** START Provided data **
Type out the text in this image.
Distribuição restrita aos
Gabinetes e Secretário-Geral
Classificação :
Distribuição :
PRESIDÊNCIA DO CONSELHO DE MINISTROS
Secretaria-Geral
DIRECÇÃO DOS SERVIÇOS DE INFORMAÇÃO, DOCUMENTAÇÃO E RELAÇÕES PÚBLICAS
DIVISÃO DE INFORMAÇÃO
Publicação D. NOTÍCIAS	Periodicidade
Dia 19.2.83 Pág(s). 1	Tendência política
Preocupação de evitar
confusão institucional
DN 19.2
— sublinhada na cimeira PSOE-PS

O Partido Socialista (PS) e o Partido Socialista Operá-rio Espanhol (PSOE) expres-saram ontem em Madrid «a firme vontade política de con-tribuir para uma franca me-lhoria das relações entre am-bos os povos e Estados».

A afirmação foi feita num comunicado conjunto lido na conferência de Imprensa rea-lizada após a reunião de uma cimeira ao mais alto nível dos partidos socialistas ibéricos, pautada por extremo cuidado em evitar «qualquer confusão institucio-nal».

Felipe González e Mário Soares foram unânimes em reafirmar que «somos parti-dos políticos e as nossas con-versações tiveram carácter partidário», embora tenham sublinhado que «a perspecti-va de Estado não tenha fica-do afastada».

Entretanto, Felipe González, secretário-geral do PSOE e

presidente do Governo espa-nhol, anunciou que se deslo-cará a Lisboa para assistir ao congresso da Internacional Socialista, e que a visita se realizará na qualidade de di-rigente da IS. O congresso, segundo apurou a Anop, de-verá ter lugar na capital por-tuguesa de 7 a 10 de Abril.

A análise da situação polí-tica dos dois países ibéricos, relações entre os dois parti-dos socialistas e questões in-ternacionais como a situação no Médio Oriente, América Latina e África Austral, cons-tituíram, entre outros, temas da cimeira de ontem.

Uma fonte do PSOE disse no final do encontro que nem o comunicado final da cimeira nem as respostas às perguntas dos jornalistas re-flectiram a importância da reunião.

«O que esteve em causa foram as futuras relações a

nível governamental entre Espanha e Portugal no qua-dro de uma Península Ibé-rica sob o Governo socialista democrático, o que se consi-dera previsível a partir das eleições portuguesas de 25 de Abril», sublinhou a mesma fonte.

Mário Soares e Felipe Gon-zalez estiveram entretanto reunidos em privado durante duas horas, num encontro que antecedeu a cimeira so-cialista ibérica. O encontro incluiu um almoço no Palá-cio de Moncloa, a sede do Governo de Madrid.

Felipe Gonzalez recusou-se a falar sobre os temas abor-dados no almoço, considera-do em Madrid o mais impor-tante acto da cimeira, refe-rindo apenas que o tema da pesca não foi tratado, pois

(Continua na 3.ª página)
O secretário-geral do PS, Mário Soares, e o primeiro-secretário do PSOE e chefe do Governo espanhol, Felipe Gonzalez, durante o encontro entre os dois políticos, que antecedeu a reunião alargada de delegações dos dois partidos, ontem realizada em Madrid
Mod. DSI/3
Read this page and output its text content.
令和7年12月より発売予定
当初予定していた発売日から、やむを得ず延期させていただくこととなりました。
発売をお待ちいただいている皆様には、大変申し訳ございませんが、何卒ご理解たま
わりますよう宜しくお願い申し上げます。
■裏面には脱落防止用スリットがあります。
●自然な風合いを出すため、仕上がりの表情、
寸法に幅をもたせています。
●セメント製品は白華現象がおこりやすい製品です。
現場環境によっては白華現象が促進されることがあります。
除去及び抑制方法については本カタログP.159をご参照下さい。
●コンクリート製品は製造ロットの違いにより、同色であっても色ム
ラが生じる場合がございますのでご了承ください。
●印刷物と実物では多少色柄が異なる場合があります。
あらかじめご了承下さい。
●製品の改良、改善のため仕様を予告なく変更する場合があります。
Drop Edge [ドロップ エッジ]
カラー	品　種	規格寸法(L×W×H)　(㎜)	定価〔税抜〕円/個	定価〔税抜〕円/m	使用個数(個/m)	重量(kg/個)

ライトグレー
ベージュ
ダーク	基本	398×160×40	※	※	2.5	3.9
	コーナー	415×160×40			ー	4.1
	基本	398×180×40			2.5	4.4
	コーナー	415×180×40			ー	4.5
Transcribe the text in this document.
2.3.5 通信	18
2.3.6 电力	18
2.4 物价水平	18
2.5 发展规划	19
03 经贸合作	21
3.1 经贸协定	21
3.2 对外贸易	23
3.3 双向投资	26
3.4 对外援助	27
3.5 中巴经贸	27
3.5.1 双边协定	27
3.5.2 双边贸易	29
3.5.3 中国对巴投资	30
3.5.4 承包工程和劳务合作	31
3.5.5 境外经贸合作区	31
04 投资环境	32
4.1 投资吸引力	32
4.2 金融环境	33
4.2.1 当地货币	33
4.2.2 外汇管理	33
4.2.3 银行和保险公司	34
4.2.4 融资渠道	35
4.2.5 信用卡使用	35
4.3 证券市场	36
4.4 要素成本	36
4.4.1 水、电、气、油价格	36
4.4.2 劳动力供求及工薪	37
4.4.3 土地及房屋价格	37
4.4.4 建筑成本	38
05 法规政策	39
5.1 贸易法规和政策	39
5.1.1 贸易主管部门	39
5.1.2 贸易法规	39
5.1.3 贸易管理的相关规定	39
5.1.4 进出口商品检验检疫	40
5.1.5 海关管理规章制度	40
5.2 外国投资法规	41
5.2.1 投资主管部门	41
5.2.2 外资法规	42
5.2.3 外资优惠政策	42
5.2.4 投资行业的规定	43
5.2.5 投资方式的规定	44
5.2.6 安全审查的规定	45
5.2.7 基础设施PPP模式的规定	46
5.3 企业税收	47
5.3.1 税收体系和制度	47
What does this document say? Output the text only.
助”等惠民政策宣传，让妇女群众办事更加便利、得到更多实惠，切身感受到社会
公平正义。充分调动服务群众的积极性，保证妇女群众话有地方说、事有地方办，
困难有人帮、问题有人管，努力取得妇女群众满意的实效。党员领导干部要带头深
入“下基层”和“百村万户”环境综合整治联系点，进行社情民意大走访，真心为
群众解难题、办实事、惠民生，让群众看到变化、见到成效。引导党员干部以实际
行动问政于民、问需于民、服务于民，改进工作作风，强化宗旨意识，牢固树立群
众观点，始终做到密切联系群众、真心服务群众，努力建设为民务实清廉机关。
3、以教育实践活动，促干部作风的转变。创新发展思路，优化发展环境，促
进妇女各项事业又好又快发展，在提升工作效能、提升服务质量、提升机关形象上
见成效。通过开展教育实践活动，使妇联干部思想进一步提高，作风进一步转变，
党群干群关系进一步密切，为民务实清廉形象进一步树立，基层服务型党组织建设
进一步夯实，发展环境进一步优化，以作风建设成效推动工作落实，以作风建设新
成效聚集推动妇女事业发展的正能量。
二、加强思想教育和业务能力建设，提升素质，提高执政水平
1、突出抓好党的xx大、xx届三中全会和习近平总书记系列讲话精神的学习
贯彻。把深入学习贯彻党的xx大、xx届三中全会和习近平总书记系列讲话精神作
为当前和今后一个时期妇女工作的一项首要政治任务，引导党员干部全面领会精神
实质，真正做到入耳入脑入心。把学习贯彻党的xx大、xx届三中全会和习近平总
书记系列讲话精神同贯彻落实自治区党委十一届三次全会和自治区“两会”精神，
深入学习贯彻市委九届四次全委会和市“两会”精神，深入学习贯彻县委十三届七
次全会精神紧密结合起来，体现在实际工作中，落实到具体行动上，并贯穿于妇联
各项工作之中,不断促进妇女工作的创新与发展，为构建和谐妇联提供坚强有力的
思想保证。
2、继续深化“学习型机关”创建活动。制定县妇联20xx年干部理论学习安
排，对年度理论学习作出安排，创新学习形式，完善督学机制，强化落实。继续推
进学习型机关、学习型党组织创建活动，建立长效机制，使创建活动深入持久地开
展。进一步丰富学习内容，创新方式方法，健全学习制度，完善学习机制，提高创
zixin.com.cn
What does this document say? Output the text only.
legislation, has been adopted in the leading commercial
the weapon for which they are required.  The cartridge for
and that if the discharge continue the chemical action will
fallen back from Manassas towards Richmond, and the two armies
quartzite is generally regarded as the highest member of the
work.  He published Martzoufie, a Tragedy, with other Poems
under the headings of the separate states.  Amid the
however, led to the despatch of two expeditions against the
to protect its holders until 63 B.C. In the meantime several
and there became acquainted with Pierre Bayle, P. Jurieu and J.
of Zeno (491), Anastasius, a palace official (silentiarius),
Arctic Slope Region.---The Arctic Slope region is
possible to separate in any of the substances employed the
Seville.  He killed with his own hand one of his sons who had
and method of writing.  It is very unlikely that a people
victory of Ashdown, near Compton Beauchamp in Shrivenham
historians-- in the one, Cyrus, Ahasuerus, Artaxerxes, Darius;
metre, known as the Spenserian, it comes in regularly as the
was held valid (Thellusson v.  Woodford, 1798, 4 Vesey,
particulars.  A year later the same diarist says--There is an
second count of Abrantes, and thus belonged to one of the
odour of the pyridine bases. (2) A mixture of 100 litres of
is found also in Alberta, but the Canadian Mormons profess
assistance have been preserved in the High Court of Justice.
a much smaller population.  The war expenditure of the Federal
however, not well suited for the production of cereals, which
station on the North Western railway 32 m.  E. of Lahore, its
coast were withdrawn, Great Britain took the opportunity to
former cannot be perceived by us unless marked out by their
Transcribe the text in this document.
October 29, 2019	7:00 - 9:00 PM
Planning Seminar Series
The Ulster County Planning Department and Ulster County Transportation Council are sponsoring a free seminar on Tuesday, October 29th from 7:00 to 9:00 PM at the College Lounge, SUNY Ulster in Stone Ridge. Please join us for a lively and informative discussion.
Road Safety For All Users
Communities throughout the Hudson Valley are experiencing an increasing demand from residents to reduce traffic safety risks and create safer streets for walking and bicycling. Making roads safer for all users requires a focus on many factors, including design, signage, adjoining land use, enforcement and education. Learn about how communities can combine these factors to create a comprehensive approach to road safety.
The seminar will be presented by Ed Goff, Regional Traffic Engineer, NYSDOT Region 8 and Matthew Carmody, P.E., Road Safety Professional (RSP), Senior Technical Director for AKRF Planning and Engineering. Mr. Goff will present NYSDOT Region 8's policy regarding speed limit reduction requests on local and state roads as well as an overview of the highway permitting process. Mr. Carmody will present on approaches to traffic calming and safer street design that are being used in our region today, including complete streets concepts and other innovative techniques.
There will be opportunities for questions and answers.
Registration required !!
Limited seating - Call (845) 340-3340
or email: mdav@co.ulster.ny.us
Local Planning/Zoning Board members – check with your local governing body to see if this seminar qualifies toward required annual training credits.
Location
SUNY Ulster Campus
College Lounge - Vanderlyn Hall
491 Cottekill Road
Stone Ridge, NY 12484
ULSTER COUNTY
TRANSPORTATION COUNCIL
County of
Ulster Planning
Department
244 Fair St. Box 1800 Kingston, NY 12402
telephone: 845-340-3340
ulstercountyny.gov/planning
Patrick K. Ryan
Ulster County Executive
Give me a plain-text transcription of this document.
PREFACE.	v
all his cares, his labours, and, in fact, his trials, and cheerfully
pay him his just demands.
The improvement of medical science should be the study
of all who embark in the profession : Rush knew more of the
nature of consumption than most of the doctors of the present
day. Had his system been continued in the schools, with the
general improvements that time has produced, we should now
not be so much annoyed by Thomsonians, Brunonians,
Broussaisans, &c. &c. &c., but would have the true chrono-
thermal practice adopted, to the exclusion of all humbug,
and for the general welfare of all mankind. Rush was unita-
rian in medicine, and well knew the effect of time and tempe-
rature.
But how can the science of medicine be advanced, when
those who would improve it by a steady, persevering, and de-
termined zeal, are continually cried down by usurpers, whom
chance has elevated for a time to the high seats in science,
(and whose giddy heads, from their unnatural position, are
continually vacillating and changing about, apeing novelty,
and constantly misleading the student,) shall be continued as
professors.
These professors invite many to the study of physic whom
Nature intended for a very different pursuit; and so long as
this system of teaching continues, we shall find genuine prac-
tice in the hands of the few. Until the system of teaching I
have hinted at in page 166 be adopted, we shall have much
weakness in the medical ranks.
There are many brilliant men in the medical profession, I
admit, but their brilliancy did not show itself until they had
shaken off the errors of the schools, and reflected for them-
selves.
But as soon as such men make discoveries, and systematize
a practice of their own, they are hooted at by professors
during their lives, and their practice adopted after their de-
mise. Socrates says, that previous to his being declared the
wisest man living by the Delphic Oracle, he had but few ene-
** END Provided data **
In the listing above, find the lines holding the word "professors" and copy them.

**Exercise solution**:
professors.
These professors invite many to the study of physic whom
a practice of their own, they are hooted at by professors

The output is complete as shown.